───── INPUT ROWS ─────

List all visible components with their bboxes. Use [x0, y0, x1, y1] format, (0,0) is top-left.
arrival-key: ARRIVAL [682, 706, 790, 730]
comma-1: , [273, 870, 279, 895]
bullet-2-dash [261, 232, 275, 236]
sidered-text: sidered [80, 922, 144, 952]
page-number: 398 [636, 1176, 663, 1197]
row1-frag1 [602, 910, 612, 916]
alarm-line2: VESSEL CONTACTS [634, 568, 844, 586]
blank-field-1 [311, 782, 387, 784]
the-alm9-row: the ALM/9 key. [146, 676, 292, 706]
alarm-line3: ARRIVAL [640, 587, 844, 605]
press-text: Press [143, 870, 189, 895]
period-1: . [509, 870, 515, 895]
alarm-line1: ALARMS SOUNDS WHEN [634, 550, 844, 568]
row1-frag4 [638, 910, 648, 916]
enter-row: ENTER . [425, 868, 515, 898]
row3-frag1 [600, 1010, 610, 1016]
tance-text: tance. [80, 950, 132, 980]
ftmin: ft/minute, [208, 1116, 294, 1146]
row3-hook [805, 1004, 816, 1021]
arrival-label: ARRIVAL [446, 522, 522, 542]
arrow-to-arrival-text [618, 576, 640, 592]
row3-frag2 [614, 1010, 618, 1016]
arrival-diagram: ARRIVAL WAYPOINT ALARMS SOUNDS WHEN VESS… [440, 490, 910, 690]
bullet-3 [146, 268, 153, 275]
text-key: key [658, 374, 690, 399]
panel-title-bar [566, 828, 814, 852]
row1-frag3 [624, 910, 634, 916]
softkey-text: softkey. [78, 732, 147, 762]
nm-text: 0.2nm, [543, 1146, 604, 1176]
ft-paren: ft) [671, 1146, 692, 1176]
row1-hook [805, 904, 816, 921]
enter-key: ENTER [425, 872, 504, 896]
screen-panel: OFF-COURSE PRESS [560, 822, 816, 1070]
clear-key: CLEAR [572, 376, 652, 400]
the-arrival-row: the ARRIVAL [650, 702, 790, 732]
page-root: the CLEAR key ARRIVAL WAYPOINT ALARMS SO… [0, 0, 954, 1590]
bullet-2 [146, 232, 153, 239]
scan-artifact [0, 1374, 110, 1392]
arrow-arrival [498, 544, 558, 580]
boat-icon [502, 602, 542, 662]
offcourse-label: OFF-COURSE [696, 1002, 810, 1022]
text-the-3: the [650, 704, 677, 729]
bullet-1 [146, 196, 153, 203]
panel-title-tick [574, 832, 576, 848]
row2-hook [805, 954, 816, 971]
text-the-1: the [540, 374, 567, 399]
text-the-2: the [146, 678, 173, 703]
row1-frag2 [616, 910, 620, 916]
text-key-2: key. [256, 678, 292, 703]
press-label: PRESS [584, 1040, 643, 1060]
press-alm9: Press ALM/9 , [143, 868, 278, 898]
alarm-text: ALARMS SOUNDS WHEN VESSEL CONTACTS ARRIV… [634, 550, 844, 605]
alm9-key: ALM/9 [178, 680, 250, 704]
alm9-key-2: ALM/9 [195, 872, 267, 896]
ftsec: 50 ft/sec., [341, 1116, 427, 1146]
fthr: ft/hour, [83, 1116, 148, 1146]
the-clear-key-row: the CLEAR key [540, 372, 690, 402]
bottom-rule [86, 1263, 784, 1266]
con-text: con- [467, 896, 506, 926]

─────

#### BRIEF
Reproduce the rows above, replacing each occurrence of "ALM/9" with "ALM/8" and leaving all other text unchanged.

#### RESPONSE
List all visible components with their bboxes. Use [x0, y0, x1, y1] format, (0,0) is top-left.
arrival-key: ARRIVAL [682, 706, 790, 730]
comma-1: , [273, 870, 279, 895]
bullet-2-dash [261, 232, 275, 236]
sidered-text: sidered [80, 922, 144, 952]
page-number: 398 [636, 1176, 663, 1197]
row1-frag1 [602, 910, 612, 916]
alarm-line2: VESSEL CONTACTS [634, 568, 844, 586]
blank-field-1 [311, 782, 387, 784]
the-alm9-row: the ALM/8 key. [146, 676, 292, 706]
alarm-line3: ARRIVAL [640, 587, 844, 605]
press-text: Press [143, 870, 189, 895]
period-1: . [509, 870, 515, 895]
alarm-line1: ALARMS SOUNDS WHEN [634, 550, 844, 568]
row1-frag4 [638, 910, 648, 916]
enter-row: ENTER . [425, 868, 515, 898]
row3-frag1 [600, 1010, 610, 1016]
tance-text: tance. [80, 950, 132, 980]
ftmin: ft/minute, [208, 1116, 294, 1146]
row3-hook [805, 1004, 816, 1021]
arrival-label: ARRIVAL [446, 522, 522, 542]
arrow-to-arrival-text [618, 576, 640, 592]
row3-frag2 [614, 1010, 618, 1016]
arrival-diagram: ARRIVAL WAYPOINT ALARMS SOUNDS WHEN VESS… [440, 490, 910, 690]
bullet-3 [146, 268, 153, 275]
text-key: key [658, 374, 690, 399]
panel-title-bar [566, 828, 814, 852]
row1-frag3 [624, 910, 634, 916]
softkey-text: softkey. [78, 732, 147, 762]
nm-text: 0.2nm, [543, 1146, 604, 1176]
ft-paren: ft) [671, 1146, 692, 1176]
row1-hook [805, 904, 816, 921]
enter-key: ENTER [425, 872, 504, 896]
screen-panel: OFF-COURSE PRESS [560, 822, 816, 1070]
clear-key: CLEAR [572, 376, 652, 400]
the-arrival-row: the ARRIVAL [650, 702, 790, 732]
page-root: the CLEAR key ARRIVAL WAYPOINT ALARMS SO… [0, 0, 954, 1590]
bullet-2 [146, 232, 153, 239]
scan-artifact [0, 1374, 110, 1392]
arrow-arrival [498, 544, 558, 580]
boat-icon [502, 602, 542, 662]
offcourse-label: OFF-COURSE [696, 1002, 810, 1022]
text-the-3: the [650, 704, 677, 729]
bullet-1 [146, 196, 153, 203]
panel-title-tick [574, 832, 576, 848]
row2-hook [805, 954, 816, 971]
text-the-1: the [540, 374, 567, 399]
text-the-2: the [146, 678, 173, 703]
row1-frag2 [616, 910, 620, 916]
text-key-2: key. [256, 678, 292, 703]
press-label: PRESS [584, 1040, 643, 1060]
press-alm9: Press ALM/8 , [143, 868, 278, 898]
alarm-text: ALARMS SOUNDS WHEN VESSEL CONTACTS ARRIV… [634, 550, 844, 605]
alm9-key: ALM/8 [178, 680, 250, 704]
alm9-key-2: ALM/8 [195, 872, 267, 896]
ftsec: 50 ft/sec., [341, 1116, 427, 1146]
fthr: ft/hour, [83, 1116, 148, 1146]
the-clear-key-row: the CLEAR key [540, 372, 690, 402]
bottom-rule [86, 1263, 784, 1266]
con-text: con- [467, 896, 506, 926]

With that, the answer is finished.